Set exercise -> Quote, without any change, the line that contains "Read this page and output its text content." and all lines that follow it to the end of the data below.

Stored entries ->
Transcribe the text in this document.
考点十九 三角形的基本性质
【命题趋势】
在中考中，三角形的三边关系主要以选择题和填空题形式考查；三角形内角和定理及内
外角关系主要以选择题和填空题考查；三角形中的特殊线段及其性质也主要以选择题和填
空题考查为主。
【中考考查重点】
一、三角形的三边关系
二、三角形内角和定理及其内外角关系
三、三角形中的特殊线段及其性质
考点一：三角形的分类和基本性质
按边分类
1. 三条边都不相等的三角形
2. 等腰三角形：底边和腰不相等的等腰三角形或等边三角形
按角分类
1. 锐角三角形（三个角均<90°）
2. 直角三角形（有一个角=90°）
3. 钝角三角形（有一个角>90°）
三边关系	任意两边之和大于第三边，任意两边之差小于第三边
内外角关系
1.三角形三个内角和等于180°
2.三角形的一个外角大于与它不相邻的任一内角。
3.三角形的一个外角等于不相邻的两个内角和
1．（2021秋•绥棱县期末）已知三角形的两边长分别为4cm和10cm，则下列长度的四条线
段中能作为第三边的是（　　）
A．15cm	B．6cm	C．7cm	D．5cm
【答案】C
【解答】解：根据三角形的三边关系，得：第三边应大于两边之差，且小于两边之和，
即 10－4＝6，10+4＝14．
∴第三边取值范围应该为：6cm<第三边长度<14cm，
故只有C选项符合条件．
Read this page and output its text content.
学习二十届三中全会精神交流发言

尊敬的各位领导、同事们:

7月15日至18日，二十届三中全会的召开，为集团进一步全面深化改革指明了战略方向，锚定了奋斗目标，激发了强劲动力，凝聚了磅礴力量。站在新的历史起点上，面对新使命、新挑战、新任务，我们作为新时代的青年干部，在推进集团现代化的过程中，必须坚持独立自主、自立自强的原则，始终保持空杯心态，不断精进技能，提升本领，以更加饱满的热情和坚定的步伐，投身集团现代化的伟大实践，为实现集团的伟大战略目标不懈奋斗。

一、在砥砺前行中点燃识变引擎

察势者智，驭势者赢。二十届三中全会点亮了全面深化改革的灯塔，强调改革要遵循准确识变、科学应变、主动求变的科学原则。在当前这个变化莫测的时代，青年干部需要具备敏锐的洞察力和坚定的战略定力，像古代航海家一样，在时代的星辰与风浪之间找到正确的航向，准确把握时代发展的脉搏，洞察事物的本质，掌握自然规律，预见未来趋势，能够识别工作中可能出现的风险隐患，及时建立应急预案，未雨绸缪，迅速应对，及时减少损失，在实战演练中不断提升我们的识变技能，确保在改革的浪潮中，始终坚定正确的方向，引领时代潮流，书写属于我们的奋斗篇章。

Output of the task ->
Read this page and output its text content.
学习二十届三中全会精神交流发言

尊敬的各位领导、同事们:

7月15日至18日，二十届三中全会的召开，为集团进一步全面深化改革指明了战略方向，锚定了奋斗目标，激发了强劲动力，凝聚了磅礴力量。站在新的历史起点上，面对新使命、新挑战、新任务，我们作为新时代的青年干部，在推进集团现代化的过程中，必须坚持独立自主、自立自强的原则，始终保持空杯心态，不断精进技能，提升本领，以更加饱满的热情和坚定的步伐，投身集团现代化的伟大实践，为实现集团的伟大战略目标不懈奋斗。

一、在砥砺前行中点燃识变引擎

察势者智，驭势者赢。二十届三中全会点亮了全面深化改革的灯塔，强调改革要遵循准确识变、科学应变、主动求变的科学原则。在当前这个变化莫测的时代，青年干部需要具备敏锐的洞察力和坚定的战略定力，像古代航海家一样，在时代的星辰与风浪之间找到正确的航向，准确把握时代发展的脉搏，洞察事物的本质，掌握自然规律，预见未来趋势，能够识别工作中可能出现的风险隐患，及时建立应急预案，未雨绸缪，迅速应对，及时减少损失，在实战演练中不断提升我们的识变技能，确保在改革的浪潮中，始终坚定正确的方向，引领时代潮流，书写属于我们的奋斗篇章。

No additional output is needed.